**A run of records:**
------------------------------------------------------------------------

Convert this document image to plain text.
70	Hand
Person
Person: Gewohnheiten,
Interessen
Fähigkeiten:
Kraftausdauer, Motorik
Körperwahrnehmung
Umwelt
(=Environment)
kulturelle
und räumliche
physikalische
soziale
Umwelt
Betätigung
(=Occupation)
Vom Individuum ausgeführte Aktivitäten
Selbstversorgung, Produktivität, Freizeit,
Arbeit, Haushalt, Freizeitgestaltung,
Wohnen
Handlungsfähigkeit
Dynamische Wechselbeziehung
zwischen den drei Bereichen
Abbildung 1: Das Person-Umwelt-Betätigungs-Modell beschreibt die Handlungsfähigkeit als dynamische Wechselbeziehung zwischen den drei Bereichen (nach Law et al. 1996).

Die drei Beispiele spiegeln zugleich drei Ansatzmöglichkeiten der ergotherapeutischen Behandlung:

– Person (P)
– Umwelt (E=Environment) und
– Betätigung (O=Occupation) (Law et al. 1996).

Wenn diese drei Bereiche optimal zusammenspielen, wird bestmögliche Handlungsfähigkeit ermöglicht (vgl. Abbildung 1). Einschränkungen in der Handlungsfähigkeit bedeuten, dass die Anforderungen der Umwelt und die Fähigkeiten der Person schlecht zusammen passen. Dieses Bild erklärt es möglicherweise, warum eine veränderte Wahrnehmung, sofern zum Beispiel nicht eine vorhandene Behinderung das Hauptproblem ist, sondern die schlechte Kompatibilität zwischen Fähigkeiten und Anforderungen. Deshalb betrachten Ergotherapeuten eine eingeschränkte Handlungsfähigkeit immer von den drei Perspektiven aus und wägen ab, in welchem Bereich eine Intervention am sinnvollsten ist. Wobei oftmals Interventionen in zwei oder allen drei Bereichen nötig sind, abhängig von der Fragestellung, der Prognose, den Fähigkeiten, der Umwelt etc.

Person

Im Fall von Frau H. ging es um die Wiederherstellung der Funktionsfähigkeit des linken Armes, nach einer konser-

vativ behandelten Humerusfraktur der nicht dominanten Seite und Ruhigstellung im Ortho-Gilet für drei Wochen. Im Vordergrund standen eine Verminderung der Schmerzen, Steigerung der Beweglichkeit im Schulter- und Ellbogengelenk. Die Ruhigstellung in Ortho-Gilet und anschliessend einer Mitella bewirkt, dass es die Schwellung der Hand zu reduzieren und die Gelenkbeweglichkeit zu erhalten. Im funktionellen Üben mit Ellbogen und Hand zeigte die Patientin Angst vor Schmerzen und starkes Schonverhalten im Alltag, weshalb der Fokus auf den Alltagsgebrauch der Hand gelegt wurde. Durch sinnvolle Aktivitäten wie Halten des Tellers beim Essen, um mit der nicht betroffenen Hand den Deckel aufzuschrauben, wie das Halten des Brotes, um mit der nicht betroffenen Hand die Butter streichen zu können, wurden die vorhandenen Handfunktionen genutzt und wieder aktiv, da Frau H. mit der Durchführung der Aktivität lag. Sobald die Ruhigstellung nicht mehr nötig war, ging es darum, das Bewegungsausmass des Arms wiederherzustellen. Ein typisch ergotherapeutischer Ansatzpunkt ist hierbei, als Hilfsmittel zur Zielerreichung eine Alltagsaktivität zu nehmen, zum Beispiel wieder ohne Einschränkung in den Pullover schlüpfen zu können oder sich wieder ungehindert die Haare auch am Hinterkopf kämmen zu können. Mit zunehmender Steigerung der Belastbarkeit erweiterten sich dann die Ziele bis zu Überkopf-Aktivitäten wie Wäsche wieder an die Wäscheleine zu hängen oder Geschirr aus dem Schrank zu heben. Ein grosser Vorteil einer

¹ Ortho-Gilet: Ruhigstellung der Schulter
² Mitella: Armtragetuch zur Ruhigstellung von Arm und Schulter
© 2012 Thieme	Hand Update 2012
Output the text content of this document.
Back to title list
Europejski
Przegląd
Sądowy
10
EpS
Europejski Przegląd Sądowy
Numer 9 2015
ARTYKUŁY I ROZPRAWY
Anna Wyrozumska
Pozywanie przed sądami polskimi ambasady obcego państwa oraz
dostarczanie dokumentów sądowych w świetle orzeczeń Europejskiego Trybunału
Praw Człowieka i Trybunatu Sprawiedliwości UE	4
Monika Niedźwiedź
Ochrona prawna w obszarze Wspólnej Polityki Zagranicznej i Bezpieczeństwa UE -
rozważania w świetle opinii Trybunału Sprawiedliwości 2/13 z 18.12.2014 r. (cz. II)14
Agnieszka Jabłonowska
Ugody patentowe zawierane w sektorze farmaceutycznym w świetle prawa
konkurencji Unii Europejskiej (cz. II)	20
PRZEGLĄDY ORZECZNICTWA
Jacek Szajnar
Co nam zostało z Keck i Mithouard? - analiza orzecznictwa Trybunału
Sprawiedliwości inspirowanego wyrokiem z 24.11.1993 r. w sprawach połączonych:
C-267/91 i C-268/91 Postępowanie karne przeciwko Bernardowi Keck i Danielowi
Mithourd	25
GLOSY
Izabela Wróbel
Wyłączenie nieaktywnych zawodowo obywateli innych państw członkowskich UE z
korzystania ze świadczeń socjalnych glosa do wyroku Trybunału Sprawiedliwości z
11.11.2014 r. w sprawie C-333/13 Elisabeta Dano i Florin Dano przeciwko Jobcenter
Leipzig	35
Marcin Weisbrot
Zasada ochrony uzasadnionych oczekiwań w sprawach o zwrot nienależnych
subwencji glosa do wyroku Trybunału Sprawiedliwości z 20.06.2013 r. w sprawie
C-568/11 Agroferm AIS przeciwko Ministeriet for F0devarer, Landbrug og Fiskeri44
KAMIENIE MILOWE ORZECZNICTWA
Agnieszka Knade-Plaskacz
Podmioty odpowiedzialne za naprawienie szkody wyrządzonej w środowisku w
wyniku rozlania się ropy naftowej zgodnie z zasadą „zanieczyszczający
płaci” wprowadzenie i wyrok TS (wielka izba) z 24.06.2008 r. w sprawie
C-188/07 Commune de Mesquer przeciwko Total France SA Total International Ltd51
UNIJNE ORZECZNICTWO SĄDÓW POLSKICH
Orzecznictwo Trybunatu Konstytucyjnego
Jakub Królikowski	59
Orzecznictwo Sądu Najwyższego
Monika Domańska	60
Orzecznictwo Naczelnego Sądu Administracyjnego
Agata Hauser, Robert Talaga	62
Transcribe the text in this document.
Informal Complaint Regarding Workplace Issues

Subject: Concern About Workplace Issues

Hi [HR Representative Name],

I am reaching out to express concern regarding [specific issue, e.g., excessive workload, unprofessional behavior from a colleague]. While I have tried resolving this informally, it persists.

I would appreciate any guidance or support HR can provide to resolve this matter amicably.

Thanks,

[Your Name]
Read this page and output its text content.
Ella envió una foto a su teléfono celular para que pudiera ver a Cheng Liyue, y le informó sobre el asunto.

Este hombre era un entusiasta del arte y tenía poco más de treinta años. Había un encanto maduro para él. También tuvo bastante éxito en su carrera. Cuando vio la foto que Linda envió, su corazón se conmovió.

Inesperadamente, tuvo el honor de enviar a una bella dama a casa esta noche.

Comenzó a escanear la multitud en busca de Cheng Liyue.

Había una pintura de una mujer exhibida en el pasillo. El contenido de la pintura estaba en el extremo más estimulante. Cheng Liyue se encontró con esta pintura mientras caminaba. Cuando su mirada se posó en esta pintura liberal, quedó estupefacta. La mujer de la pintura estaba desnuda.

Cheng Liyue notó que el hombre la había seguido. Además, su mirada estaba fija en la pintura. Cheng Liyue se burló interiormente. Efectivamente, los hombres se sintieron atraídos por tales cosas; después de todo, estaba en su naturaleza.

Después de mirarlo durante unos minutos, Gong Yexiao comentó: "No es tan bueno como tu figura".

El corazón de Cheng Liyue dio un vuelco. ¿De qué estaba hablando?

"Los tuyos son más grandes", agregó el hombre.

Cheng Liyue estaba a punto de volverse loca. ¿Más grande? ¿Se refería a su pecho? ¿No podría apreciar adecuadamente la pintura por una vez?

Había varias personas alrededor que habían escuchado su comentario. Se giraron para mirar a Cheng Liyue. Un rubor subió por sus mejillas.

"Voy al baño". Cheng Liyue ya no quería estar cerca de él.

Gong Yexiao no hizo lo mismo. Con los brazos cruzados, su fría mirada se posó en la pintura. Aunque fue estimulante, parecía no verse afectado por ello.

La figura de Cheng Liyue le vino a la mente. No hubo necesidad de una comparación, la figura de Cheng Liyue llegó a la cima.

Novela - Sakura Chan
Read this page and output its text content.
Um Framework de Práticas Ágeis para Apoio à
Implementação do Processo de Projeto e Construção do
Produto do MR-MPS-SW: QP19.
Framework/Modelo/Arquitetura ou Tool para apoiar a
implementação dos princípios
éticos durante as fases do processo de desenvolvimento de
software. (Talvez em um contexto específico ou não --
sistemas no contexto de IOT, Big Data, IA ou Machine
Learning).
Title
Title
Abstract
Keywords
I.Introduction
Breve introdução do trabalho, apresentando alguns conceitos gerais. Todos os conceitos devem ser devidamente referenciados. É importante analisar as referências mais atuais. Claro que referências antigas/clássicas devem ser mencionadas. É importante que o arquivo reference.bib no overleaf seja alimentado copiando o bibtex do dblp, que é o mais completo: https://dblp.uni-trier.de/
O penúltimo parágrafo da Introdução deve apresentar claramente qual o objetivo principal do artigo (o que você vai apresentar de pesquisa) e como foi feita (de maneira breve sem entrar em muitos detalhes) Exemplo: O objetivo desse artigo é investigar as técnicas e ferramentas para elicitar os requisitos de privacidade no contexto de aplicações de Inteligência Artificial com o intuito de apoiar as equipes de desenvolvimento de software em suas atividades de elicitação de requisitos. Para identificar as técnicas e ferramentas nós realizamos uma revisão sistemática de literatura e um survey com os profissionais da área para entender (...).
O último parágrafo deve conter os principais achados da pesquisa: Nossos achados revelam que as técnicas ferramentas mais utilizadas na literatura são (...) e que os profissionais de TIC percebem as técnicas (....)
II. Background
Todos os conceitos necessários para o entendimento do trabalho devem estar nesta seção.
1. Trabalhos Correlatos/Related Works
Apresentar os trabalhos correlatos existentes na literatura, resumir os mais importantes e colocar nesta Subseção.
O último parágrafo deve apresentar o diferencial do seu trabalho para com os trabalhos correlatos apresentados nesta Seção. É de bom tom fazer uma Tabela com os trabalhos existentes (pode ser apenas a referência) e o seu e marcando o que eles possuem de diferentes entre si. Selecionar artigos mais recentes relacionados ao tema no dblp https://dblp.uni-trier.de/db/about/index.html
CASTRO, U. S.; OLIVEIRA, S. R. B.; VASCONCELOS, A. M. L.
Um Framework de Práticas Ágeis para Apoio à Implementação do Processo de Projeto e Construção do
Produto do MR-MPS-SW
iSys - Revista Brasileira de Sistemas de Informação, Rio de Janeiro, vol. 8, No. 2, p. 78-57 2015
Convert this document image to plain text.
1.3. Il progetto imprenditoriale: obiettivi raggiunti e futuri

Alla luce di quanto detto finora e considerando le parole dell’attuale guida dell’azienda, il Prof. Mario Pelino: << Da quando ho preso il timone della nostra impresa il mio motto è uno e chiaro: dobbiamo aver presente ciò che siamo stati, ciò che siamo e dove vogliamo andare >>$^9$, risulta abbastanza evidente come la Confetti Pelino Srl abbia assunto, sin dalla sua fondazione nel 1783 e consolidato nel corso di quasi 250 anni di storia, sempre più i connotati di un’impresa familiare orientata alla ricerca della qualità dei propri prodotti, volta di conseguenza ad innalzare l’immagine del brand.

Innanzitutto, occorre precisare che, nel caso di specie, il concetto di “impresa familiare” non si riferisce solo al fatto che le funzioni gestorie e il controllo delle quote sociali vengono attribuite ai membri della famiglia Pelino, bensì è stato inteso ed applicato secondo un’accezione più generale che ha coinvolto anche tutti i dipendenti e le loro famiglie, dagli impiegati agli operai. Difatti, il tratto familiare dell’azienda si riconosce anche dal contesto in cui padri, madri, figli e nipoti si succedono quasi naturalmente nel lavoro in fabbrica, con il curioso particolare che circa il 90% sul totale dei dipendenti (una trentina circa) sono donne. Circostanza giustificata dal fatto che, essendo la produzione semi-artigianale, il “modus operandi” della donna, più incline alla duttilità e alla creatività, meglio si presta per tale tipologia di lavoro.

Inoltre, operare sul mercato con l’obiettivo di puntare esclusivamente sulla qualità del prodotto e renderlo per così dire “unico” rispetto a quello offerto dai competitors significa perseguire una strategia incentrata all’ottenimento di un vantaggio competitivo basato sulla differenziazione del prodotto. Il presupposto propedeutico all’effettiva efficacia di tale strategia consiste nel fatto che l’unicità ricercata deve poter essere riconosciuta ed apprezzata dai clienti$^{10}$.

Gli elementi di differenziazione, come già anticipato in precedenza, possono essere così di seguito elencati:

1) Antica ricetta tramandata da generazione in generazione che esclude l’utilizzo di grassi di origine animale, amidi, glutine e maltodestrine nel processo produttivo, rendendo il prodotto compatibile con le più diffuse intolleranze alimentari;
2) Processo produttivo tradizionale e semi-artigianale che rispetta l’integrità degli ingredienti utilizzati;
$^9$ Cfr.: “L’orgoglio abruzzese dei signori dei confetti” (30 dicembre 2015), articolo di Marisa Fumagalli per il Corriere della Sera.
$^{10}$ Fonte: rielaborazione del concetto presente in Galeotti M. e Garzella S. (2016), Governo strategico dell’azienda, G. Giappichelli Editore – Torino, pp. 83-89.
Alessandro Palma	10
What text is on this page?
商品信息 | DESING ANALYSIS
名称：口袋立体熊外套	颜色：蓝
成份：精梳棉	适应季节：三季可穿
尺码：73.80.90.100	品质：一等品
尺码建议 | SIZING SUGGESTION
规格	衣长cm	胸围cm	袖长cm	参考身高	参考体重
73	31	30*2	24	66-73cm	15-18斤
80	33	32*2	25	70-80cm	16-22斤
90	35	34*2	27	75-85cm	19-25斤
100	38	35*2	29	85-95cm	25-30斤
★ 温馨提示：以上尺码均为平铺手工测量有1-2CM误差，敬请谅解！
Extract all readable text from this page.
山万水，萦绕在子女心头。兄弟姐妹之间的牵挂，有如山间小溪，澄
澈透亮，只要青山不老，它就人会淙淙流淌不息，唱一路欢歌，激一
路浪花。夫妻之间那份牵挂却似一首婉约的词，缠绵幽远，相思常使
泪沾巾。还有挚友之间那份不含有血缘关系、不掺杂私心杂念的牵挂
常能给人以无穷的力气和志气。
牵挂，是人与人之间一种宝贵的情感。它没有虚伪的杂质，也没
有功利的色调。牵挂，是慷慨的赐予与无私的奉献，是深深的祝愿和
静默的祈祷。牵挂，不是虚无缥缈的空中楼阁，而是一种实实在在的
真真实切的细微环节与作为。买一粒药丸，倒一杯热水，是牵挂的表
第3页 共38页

------------------------------------------------------------------------

**Aim:** How many lines of the data hold the string "Wechselbeziehung"? Reply with the number alone.

**Result of the task:** 2